— start —

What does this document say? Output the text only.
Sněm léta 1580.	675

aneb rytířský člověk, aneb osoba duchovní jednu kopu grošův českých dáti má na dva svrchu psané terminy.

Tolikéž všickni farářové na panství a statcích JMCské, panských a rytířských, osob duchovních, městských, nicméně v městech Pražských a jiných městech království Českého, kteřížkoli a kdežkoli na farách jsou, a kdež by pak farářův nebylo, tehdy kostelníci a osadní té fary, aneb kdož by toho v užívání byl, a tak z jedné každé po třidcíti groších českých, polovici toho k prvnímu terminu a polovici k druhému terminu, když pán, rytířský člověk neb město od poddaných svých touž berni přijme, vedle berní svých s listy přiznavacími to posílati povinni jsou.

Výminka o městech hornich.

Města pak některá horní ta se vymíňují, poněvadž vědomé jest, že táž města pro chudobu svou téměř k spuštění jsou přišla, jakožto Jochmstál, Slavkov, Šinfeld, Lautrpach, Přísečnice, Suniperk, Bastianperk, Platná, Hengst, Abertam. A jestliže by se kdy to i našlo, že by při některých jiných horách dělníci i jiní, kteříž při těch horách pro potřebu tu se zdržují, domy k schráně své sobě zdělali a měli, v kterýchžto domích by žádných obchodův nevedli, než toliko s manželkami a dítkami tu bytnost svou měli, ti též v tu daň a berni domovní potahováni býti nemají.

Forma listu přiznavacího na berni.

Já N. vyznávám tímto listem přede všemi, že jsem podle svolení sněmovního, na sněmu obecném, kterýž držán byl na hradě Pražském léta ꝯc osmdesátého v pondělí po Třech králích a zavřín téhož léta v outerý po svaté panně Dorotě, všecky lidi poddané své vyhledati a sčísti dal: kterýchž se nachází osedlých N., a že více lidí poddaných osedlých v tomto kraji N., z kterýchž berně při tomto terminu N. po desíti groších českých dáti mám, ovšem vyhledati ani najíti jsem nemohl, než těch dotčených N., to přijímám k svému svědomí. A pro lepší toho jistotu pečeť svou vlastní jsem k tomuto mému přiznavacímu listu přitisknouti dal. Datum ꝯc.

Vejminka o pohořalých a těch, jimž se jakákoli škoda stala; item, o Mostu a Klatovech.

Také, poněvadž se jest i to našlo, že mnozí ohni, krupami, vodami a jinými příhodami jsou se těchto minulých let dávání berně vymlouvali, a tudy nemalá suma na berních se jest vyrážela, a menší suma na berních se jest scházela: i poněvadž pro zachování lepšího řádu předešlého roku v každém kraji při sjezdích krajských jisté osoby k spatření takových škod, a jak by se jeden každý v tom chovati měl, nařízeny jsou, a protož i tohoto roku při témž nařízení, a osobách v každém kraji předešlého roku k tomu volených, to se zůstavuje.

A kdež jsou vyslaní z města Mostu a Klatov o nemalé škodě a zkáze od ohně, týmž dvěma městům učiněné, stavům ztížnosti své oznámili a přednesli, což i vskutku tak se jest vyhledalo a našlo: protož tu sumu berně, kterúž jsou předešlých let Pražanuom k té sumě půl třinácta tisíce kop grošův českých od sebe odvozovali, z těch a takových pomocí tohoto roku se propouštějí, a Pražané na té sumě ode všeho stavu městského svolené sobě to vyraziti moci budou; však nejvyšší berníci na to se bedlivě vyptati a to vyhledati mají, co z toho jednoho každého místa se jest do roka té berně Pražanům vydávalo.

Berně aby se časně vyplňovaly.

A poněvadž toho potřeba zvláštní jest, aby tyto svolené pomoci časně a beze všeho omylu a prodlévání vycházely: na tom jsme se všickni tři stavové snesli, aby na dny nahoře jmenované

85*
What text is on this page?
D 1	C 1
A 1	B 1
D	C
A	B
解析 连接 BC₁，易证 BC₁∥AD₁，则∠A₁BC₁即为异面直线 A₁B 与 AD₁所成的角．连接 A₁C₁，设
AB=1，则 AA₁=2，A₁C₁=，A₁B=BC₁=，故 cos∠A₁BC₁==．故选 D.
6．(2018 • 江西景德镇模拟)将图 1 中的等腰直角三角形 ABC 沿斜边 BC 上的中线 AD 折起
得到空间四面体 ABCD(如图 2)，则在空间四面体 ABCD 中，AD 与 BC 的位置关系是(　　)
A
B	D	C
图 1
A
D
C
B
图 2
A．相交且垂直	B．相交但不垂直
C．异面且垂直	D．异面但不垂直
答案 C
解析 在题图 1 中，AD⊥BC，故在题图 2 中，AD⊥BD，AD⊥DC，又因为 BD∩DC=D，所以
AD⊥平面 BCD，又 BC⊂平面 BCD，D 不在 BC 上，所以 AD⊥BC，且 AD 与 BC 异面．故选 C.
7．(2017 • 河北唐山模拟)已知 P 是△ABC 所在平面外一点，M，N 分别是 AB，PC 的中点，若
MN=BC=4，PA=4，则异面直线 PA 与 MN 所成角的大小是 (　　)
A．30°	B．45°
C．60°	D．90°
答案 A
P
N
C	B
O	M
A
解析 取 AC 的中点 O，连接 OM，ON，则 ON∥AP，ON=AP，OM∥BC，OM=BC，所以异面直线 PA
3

— end —

■ WHAT TO DO
Only the number is wanted: how many lines contain the string "svolené"?

■ EXERCISE SOLUTION
2